» **What you will do**:
Edit the listing from its first line through the line containing "series-line — [94, 250, 1336, 786]", changing every "y-tick-label" to "y-axis-label" and keeping everything else the same. Give back only those lines.

Bounding box listing:
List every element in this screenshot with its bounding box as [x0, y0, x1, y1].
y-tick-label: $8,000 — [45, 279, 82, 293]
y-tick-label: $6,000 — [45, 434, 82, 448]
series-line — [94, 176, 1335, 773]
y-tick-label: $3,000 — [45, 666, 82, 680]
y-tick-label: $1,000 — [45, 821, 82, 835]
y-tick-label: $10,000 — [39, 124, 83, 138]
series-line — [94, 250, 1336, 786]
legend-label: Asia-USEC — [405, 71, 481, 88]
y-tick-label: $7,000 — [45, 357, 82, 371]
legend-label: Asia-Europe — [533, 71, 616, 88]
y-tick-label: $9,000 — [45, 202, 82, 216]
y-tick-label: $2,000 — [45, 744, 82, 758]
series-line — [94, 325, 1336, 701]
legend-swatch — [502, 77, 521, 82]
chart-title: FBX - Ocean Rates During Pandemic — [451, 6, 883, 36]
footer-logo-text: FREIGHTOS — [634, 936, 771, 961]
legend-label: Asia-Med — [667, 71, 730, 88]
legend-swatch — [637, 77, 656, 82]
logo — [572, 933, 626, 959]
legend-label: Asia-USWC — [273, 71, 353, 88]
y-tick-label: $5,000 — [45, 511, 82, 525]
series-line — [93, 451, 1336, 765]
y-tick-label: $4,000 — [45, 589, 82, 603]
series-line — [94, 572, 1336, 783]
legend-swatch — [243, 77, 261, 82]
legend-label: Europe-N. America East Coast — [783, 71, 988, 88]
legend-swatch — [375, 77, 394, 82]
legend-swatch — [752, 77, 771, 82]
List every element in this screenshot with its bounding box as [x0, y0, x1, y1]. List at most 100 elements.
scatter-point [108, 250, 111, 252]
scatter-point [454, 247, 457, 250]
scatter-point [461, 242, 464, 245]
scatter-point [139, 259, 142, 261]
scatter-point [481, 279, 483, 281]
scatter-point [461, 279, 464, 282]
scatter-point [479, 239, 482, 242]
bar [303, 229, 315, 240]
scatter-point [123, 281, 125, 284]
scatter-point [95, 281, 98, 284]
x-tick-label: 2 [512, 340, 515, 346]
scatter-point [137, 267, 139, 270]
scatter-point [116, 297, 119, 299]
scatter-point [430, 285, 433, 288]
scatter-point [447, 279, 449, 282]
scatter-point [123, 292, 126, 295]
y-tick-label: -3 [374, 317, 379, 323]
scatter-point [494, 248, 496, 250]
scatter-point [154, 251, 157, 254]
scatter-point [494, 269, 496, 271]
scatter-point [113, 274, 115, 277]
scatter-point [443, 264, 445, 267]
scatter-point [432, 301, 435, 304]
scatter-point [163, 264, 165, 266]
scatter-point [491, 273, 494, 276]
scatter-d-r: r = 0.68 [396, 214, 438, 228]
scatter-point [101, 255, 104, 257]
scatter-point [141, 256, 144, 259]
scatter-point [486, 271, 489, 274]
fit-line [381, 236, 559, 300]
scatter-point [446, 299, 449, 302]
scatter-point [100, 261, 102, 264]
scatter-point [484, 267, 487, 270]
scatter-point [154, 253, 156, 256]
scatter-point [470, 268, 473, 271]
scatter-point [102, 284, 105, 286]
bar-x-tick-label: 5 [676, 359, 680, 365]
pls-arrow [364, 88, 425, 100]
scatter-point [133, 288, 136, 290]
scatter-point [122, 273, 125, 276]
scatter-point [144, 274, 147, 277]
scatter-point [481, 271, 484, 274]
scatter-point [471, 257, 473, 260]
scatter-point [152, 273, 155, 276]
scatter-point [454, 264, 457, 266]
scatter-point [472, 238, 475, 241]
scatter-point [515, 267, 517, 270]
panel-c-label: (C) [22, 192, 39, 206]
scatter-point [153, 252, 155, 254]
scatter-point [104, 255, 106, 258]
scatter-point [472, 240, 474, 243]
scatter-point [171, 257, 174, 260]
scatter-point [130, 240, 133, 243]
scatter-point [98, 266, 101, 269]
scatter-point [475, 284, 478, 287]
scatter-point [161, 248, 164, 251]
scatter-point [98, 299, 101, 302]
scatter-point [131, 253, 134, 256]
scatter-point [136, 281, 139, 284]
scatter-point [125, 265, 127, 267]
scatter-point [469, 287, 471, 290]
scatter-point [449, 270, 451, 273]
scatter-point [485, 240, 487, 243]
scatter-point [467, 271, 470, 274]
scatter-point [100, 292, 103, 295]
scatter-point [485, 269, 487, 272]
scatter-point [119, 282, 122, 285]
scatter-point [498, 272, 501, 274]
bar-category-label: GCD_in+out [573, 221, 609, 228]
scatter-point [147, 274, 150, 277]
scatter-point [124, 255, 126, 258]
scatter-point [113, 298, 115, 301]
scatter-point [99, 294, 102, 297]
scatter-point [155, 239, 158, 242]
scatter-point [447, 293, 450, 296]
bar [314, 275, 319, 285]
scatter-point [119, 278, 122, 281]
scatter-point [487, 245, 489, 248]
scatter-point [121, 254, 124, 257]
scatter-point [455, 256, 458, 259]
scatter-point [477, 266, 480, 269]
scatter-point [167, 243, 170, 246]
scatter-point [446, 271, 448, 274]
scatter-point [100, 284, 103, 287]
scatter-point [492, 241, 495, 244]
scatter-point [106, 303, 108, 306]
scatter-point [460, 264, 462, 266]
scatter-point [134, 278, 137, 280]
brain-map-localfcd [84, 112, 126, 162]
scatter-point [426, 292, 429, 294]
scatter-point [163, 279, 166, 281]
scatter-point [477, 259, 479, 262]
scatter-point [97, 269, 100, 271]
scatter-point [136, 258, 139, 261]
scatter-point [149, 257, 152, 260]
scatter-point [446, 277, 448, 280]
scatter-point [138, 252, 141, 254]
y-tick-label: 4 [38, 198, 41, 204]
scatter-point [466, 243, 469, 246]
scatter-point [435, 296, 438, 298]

» **Exercise answer**:
List every element in this screenshot with its bounding box as [x0, y0, x1, y1].
y-axis-label: $8,000 — [45, 279, 82, 293]
y-axis-label: $6,000 — [45, 434, 82, 448]
series-line — [94, 176, 1335, 773]
y-axis-label: $3,000 — [45, 666, 82, 680]
y-axis-label: $1,000 — [45, 821, 82, 835]
y-axis-label: $10,000 — [39, 124, 83, 138]
series-line — [94, 250, 1336, 786]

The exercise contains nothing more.